REQUIRED TASK | Update the records from the first line through the line that contains "784, 396, 827]", replacing "button" with "control" wherever it occurs and changing nothing else. Give only those lines.

* start DATA PROVIDED *

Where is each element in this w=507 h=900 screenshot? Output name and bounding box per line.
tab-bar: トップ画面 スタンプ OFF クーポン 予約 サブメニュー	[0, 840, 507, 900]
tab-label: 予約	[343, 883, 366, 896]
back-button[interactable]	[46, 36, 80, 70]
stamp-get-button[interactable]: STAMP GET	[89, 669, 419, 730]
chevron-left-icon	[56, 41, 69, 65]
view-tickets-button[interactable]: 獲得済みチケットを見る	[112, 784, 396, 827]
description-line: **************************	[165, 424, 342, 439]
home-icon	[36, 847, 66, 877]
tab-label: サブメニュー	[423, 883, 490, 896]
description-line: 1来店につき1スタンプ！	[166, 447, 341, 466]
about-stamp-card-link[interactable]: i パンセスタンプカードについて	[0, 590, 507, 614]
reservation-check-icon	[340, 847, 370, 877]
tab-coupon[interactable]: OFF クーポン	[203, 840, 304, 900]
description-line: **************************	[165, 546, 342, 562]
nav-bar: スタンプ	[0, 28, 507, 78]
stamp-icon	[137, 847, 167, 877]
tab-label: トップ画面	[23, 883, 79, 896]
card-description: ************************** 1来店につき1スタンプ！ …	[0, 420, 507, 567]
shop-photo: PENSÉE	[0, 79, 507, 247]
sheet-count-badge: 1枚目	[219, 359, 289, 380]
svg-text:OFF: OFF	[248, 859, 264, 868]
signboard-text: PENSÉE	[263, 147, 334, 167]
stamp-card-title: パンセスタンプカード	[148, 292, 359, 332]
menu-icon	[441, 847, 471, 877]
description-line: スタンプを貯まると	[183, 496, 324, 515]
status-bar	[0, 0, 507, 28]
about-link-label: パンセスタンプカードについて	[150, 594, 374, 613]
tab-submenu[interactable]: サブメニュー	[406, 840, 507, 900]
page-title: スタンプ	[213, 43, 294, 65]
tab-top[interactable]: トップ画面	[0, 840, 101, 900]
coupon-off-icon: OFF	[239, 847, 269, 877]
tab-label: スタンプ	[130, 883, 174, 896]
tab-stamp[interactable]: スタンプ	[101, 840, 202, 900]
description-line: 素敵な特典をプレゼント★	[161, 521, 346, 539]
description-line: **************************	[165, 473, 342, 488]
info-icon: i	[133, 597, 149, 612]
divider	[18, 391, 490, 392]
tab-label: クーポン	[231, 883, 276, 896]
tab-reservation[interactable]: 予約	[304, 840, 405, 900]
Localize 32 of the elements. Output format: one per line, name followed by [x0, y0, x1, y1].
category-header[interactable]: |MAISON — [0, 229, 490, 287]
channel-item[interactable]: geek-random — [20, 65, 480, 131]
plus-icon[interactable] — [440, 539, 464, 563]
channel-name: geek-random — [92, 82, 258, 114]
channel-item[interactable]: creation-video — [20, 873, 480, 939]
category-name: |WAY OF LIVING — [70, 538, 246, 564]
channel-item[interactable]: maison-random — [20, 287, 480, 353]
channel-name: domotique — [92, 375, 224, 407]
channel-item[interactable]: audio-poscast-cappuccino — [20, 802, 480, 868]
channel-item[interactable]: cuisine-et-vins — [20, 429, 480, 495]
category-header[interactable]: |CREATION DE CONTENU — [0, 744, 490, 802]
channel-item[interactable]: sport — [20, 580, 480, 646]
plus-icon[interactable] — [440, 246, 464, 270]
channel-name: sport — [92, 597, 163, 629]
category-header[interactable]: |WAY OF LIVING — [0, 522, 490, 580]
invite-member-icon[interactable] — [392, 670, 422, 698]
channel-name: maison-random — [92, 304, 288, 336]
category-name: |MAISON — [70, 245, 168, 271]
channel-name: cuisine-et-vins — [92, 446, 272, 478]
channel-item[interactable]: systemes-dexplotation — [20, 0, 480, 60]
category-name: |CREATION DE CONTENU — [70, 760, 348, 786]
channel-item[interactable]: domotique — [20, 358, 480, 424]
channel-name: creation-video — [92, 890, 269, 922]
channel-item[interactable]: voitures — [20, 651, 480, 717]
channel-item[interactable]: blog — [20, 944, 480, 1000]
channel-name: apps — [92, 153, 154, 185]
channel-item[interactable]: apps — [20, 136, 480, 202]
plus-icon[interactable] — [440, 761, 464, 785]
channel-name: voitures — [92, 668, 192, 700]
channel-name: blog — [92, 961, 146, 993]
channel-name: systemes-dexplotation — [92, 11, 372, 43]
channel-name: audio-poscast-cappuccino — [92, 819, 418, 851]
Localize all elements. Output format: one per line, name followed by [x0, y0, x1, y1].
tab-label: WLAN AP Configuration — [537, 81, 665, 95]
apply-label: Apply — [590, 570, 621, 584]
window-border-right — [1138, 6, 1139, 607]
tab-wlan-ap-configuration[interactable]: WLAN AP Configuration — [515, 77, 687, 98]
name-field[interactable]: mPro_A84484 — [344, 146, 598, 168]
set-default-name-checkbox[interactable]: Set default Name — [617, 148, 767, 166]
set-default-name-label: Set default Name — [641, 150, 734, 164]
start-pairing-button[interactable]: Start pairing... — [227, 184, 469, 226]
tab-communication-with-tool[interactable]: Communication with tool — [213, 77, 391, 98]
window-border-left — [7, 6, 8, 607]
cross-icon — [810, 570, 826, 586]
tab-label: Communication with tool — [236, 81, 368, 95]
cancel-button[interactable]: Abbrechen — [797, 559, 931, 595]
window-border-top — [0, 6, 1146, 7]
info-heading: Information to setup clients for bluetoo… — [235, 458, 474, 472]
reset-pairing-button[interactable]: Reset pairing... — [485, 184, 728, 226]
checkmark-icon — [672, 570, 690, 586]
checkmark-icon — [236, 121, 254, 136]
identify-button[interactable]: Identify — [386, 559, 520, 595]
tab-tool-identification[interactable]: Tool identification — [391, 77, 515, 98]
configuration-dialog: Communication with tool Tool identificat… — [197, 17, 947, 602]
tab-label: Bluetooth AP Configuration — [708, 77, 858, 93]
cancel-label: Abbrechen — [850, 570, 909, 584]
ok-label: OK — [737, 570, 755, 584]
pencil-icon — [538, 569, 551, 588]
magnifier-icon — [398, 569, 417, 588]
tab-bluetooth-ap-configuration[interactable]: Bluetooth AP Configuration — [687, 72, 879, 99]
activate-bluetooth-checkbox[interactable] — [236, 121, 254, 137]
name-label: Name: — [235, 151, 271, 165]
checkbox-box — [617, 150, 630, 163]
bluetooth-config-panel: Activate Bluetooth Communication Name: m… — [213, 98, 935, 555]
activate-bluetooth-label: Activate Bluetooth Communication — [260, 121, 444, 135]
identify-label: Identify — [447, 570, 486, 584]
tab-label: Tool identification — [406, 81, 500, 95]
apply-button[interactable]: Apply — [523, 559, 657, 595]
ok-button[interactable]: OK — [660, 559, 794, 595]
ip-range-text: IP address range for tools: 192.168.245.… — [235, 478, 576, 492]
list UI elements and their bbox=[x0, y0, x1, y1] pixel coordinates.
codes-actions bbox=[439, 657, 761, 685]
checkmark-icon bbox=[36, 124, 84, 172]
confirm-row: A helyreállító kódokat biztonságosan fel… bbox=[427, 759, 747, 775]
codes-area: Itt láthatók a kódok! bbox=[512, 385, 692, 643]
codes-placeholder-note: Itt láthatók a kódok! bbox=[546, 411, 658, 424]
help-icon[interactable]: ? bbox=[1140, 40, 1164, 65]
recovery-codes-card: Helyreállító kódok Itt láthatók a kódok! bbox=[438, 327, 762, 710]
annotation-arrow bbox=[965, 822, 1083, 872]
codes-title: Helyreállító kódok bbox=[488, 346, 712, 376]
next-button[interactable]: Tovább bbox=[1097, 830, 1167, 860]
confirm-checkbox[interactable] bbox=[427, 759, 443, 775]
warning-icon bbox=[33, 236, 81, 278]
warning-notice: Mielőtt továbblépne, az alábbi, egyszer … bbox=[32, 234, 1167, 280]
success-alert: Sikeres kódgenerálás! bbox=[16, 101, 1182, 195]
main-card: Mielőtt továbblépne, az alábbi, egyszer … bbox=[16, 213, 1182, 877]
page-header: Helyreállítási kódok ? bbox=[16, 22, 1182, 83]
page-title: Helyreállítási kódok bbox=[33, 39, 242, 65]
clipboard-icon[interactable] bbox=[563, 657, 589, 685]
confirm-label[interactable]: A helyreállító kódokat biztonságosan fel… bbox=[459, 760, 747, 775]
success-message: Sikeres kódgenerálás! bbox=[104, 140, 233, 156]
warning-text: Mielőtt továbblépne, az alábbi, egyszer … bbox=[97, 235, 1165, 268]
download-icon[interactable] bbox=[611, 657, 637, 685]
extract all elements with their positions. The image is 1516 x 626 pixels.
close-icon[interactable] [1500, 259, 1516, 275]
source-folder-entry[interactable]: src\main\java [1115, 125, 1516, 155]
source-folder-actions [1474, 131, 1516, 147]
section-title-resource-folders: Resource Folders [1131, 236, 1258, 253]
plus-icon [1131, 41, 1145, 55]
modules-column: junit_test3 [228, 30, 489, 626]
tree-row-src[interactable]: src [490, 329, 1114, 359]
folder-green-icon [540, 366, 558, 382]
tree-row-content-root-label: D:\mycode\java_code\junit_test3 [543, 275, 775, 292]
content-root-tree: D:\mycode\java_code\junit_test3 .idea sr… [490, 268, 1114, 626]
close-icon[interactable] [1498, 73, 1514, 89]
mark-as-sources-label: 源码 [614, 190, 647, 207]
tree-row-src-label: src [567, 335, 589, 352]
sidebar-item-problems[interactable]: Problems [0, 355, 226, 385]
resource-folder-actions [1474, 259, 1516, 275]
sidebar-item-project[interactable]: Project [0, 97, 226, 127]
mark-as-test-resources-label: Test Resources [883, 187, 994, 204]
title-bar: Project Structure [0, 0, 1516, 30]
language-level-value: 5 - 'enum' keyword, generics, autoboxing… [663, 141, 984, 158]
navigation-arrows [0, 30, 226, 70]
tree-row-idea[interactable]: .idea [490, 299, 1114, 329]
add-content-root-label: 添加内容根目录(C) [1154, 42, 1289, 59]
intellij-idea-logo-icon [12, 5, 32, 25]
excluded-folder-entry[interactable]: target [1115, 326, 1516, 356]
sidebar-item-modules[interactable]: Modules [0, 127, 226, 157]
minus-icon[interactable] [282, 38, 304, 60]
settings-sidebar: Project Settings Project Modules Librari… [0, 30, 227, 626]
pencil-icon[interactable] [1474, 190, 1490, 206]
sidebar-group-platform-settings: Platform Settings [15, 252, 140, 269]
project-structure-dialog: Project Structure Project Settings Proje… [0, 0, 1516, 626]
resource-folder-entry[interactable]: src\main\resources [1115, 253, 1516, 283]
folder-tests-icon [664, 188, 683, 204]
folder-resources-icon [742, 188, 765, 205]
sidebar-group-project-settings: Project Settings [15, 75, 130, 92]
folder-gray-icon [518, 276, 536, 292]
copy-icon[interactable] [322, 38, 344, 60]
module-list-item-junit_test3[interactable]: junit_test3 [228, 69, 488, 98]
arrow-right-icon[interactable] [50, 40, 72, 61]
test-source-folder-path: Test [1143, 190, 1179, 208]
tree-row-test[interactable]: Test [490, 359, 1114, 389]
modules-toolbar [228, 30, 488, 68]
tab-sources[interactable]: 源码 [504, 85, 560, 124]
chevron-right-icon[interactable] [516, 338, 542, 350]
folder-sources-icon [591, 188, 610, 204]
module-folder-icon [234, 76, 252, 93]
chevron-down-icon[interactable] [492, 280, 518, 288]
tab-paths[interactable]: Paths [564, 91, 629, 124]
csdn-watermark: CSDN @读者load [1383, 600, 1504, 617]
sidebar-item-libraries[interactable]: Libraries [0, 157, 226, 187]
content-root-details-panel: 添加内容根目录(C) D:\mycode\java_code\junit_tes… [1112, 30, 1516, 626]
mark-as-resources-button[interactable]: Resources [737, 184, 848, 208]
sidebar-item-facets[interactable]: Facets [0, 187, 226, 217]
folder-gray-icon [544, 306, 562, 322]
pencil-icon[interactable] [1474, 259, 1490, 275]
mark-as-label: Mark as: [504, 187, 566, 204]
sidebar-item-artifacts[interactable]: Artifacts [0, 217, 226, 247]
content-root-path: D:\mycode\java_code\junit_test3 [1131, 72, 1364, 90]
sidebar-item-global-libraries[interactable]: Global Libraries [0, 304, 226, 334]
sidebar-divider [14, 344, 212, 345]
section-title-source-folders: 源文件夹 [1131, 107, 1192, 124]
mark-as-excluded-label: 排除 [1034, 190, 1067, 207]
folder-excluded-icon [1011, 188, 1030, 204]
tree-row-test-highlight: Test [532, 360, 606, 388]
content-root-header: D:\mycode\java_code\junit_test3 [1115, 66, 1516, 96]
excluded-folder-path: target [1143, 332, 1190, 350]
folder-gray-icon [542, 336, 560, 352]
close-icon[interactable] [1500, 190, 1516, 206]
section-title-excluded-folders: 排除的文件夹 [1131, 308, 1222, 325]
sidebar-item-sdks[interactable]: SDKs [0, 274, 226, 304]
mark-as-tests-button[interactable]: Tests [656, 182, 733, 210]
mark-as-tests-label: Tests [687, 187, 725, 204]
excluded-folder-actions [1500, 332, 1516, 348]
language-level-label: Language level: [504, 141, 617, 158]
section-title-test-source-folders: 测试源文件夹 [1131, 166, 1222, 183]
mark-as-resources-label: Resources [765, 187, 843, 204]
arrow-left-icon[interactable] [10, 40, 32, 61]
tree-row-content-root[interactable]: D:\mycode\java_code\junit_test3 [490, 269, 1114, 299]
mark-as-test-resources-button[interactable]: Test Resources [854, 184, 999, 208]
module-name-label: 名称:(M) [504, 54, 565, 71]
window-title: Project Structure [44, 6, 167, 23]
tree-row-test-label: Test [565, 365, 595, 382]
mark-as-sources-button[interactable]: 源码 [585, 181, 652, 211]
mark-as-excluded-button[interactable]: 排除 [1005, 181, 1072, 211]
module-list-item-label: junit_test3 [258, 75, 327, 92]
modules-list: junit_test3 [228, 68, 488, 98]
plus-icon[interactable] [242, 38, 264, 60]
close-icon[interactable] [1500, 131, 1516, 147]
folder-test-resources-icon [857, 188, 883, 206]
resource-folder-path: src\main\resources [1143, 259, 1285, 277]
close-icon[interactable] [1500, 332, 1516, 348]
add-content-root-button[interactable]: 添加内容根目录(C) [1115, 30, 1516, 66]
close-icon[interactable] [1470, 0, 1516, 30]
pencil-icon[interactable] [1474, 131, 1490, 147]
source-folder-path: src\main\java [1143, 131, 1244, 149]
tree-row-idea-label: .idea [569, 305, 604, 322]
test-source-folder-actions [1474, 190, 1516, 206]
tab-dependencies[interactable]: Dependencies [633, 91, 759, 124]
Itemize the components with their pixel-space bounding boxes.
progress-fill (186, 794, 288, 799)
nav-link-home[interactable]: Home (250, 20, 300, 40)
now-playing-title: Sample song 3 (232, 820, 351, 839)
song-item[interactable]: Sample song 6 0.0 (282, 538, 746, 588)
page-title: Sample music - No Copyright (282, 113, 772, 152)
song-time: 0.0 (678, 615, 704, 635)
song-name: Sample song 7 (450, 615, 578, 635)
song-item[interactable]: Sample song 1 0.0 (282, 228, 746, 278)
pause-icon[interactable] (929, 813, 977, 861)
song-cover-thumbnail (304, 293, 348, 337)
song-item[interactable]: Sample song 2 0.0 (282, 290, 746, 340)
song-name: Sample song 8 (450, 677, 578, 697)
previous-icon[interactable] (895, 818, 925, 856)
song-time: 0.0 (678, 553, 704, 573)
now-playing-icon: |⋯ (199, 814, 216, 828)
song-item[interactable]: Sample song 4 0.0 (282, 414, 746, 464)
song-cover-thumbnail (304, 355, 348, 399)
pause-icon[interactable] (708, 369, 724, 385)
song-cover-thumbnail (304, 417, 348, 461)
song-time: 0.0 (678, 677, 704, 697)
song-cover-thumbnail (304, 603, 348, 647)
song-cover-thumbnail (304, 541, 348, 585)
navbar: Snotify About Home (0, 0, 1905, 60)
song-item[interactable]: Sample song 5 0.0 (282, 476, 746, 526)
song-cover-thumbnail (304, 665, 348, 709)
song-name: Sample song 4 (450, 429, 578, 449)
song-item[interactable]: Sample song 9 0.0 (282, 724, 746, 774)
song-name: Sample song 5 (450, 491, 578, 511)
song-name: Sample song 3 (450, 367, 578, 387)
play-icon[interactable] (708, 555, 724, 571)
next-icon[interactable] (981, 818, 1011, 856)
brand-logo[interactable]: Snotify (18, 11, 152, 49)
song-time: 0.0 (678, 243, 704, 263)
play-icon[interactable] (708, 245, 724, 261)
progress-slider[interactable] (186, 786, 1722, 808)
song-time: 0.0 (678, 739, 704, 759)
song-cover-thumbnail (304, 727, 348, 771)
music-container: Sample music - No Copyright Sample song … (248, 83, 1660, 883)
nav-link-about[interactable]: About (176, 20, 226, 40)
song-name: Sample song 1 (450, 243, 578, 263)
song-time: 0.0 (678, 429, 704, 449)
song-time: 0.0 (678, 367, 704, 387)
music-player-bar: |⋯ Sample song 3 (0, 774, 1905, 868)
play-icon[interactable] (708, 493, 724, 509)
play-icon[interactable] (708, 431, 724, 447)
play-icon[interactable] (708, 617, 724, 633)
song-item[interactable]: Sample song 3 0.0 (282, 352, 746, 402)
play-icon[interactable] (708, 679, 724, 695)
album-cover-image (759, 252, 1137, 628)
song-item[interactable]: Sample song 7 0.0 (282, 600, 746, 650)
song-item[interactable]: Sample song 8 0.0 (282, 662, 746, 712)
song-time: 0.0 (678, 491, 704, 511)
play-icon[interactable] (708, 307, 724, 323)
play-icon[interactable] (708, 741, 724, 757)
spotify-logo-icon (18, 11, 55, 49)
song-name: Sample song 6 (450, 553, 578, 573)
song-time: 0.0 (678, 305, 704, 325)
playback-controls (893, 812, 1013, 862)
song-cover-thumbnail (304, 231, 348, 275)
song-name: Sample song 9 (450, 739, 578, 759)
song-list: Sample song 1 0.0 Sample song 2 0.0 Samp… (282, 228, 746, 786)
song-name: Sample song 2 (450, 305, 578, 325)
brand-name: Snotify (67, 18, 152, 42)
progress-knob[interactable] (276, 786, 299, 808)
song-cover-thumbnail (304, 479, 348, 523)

* end DATA PROVIDED *

WRITTEN RESPONSE |
Where is each element in this w=507 h=900 screenshot? Output name and bounding box per line.
tab-bar: トップ画面 スタンプ OFF クーポン 予約 サブメニュー	[0, 840, 507, 900]
tab-label: 予約	[343, 883, 366, 896]
back-control[interactable]	[46, 36, 80, 70]
stamp-get-control[interactable]: STAMP GET	[89, 669, 419, 730]
chevron-left-icon	[56, 41, 69, 65]
view-tickets-control[interactable]: 獲得済みチケットを見る	[112, 784, 396, 827]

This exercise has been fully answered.